## start Exercise input
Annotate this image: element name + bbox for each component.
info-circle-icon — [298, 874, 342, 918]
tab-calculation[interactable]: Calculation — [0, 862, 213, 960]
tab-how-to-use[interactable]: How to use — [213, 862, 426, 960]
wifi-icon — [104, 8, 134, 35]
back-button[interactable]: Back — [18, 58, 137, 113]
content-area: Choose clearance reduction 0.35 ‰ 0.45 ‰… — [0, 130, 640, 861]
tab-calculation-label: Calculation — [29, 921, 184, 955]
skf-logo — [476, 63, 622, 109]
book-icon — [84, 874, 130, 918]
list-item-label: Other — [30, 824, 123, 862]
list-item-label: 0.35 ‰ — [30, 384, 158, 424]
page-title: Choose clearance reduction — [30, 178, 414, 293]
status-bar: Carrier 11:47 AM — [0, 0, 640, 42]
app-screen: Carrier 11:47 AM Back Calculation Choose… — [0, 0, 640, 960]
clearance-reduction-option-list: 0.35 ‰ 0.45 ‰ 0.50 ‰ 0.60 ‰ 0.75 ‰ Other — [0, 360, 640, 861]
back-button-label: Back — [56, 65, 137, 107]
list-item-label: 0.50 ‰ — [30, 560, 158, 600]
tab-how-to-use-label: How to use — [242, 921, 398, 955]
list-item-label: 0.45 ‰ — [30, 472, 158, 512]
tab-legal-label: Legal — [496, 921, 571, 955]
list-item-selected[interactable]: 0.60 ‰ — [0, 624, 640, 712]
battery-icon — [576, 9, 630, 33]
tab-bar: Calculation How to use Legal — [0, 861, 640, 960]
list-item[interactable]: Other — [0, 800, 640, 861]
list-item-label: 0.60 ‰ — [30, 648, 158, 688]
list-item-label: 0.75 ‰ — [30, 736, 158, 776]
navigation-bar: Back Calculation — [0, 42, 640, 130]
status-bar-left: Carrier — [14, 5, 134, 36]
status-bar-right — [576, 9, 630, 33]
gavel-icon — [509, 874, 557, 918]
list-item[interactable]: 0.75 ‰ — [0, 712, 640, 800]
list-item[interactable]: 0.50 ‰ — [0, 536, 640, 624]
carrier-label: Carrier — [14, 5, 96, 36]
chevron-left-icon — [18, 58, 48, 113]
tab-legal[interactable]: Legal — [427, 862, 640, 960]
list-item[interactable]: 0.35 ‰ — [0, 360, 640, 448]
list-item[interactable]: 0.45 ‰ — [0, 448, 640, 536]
## end Exercise input
Substitute "option-label" for every "list-item-label" in the data above, and leave all else unchanged.

Written response:
Annotate this image: element name + bbox for each component.
info-circle-icon — [298, 874, 342, 918]
tab-calculation[interactable]: Calculation — [0, 862, 213, 960]
tab-how-to-use[interactable]: How to use — [213, 862, 426, 960]
wifi-icon — [104, 8, 134, 35]
back-button[interactable]: Back — [18, 58, 137, 113]
content-area: Choose clearance reduction 0.35 ‰ 0.45 ‰… — [0, 130, 640, 861]
tab-calculation-label: Calculation — [29, 921, 184, 955]
skf-logo — [476, 63, 622, 109]
book-icon — [84, 874, 130, 918]
option-label: Other — [30, 824, 123, 862]
option-label: 0.35 ‰ — [30, 384, 158, 424]
page-title: Choose clearance reduction — [30, 178, 414, 293]
status-bar: Carrier 11:47 AM — [0, 0, 640, 42]
app-screen: Carrier 11:47 AM Back Calculation Choose… — [0, 0, 640, 960]
clearance-reduction-option-list: 0.35 ‰ 0.45 ‰ 0.50 ‰ 0.60 ‰ 0.75 ‰ Other — [0, 360, 640, 861]
back-button-label: Back — [56, 65, 137, 107]
option-label: 0.50 ‰ — [30, 560, 158, 600]
tab-how-to-use-label: How to use — [242, 921, 398, 955]
option-label: 0.45 ‰ — [30, 472, 158, 512]
tab-legal-label: Legal — [496, 921, 571, 955]
list-item-selected[interactable]: 0.60 ‰ — [0, 624, 640, 712]
battery-icon — [576, 9, 630, 33]
tab-bar: Calculation How to use Legal — [0, 861, 640, 960]
list-item[interactable]: Other — [0, 800, 640, 861]
option-label: 0.60 ‰ — [30, 648, 158, 688]
option-label: 0.75 ‰ — [30, 736, 158, 776]
navigation-bar: Back Calculation — [0, 42, 640, 130]
status-bar-left: Carrier — [14, 5, 134, 36]
status-bar-right — [576, 9, 630, 33]
gavel-icon — [509, 874, 557, 918]
list-item[interactable]: 0.75 ‰ — [0, 712, 640, 800]
list-item[interactable]: 0.50 ‰ — [0, 536, 640, 624]
carrier-label: Carrier — [14, 5, 96, 36]
chevron-left-icon — [18, 58, 48, 113]
tab-legal[interactable]: Legal — [427, 862, 640, 960]
list-item[interactable]: 0.35 ‰ — [0, 360, 640, 448]
list-item[interactable]: 0.45 ‰ — [0, 448, 640, 536]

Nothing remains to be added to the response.